■ **Input material**
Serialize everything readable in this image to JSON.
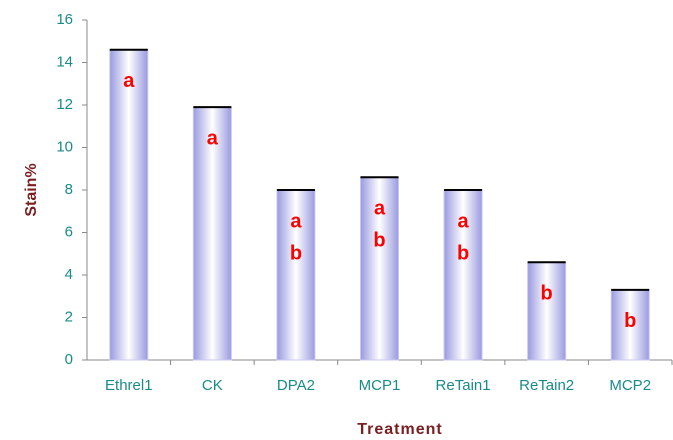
{
  "chart_data": {
    "type": "bar",
    "xlabel": "Treatment",
    "ylabel": "Stain%",
    "categories": [
      "Ethrel1",
      "CK",
      "DPA2",
      "MCP1",
      "ReTain1",
      "ReTain2",
      "MCP2"
    ],
    "values": [
      14.6,
      11.9,
      8.0,
      8.6,
      8.0,
      4.6,
      3.3
    ],
    "annotations": [
      [
        "a"
      ],
      [
        "a"
      ],
      [
        "a",
        "b"
      ],
      [
        "a",
        "b"
      ],
      [
        "a",
        "b"
      ],
      [
        "b"
      ],
      [
        "b"
      ]
    ],
    "color": "#c8c8f2",
    "ylim": [
      0,
      16
    ],
    "yticks": [
      0,
      2,
      4,
      6,
      8,
      10,
      12,
      14,
      16
    ],
    "grid": false
  }
}
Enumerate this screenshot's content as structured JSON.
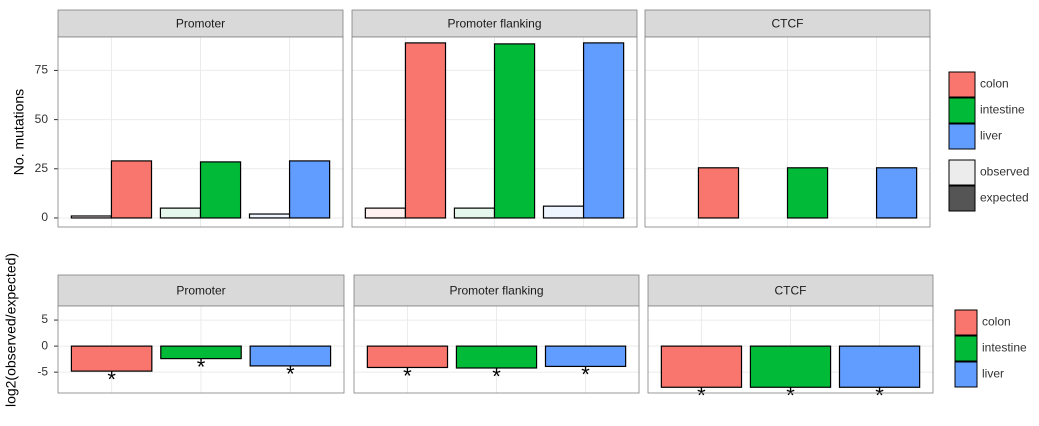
{
  "chart_data": [
    {
      "type": "bar",
      "y_label": "No. mutations",
      "categories": [
        "colon",
        "intestine",
        "liver"
      ],
      "category_colors": [
        "#F8766D",
        "#00BA38",
        "#619CFF"
      ],
      "series": [
        {
          "name": "observed",
          "color": "#ececec"
        },
        {
          "name": "expected",
          "color": "#555555"
        }
      ],
      "ylim": [
        -4.6,
        92
      ],
      "yticks": [
        0,
        25,
        50,
        75
      ],
      "grid": true,
      "facets": [
        {
          "title": "Promoter",
          "values": [
            [
              1,
              5,
              2
            ],
            [
              29,
              28.5,
              29
            ]
          ]
        },
        {
          "title": "Promoter flanking",
          "values": [
            [
              5,
              5,
              6
            ],
            [
              89,
              88.5,
              89
            ]
          ]
        },
        {
          "title": "CTCF",
          "values": [
            [
              0,
              0,
              0
            ],
            [
              25.5,
              25.5,
              25.5
            ]
          ]
        }
      ]
    },
    {
      "type": "bar",
      "y_label": "log2(observed/expected)",
      "categories": [
        "colon",
        "intestine",
        "liver"
      ],
      "category_colors": [
        "#F8766D",
        "#00BA38",
        "#619CFF"
      ],
      "ylim": [
        -9,
        7.7
      ],
      "yticks": [
        -5,
        0,
        5
      ],
      "grid": true,
      "facets": [
        {
          "title": "Promoter",
          "values": [
            -4.8,
            -2.4,
            -3.8
          ],
          "annotations": [
            "*",
            "*",
            "*"
          ]
        },
        {
          "title": "Promoter flanking",
          "values": [
            -4.1,
            -4.2,
            -3.9
          ],
          "annotations": [
            "*",
            "*",
            "*"
          ]
        },
        {
          "title": "CTCF",
          "values": [
            -7.9,
            -7.9,
            -7.9
          ],
          "annotations": [
            "*",
            "*",
            "*"
          ]
        }
      ]
    }
  ]
}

■ **Aim**
In the copy, include all records verbatim but no images.

■ **Task output**
Serialize everything readable in this image to JSON.
{
  "chart_data": {
    "type": "bar",
    "xlabel": "Treatment",
    "ylabel": "Stain%",
    "categories": [
      "Ethrel1",
      "CK",
      "DPA2",
      "MCP1",
      "ReTain1",
      "ReTain2",
      "MCP2"
    ],
    "values": [
      14.6,
      11.9,
      8.0,
      8.6,
      8.0,
      4.6,
      3.3
    ],
    "annotations": [
      [
        "a"
      ],
      [
        "a"
      ],
      [
        "a",
        "b"
      ],
      [
        "a",
        "b"
      ],
      [
        "a",
        "b"
      ],
      [
        "b"
      ],
      [
        "b"
      ]
    ],
    "color": "#c8c8f2",
    "ylim": [
      0,
      16
    ],
    "yticks": [
      0,
      2,
      4,
      6,
      8,
      10,
      12,
      14,
      16
    ],
    "grid": false
  }
}
Enumerate this screenshot's content as structured JSON.
{
  "chart_data": [
    {
      "type": "bar",
      "y_label": "No. mutations",
      "categories": [
        "colon",
        "intestine",
        "liver"
      ],
      "category_colors": [
        "#F8766D",
        "#00BA38",
        "#619CFF"
      ],
      "series": [
        {
          "name": "observed",
          "color": "#ececec"
        },
        {
          "name": "expected",
          "color": "#555555"
        }
      ],
      "ylim": [
        -4.6,
        92
      ],
      "yticks": [
        0,
        25,
        50,
        75
      ],
      "grid": true,
      "facets": [
        {
          "title": "Promoter",
          "values": [
            [
              1,
              5,
              2
            ],
            [
              29,
              28.5,
              29
            ]
          ]
        },
        {
          "title": "Promoter flanking",
          "values": [
            [
              5,
              5,
              6
            ],
            [
              89,
              88.5,
              89
            ]
          ]
        },
        {
          "title": "CTCF",
          "values": [
            [
              0,
              0,
              0
            ],
            [
              25.5,
              25.5,
              25.5
            ]
          ]
        }
      ]
    },
    {
      "type": "bar",
      "y_label": "log2(observed/expected)",
      "categories": [
        "colon",
        "intestine",
        "liver"
      ],
      "category_colors": [
        "#F8766D",
        "#00BA38",
        "#619CFF"
      ],
      "ylim": [
        -9,
        7.7
      ],
      "yticks": [
        -5,
        0,
        5
      ],
      "grid": true,
      "facets": [
        {
          "title": "Promoter",
          "values": [
            -4.8,
            -2.4,
            -3.8
          ],
          "annotations": [
            "*",
            "*",
            "*"
          ]
        },
        {
          "title": "Promoter flanking",
          "values": [
            -4.1,
            -4.2,
            -3.9
          ],
          "annotations": [
            "*",
            "*",
            "*"
          ]
        },
        {
          "title": "CTCF",
          "values": [
            -7.9,
            -7.9,
            -7.9
          ],
          "annotations": [
            "*",
            "*",
            "*"
          ]
        }
      ]
    }
  ]
}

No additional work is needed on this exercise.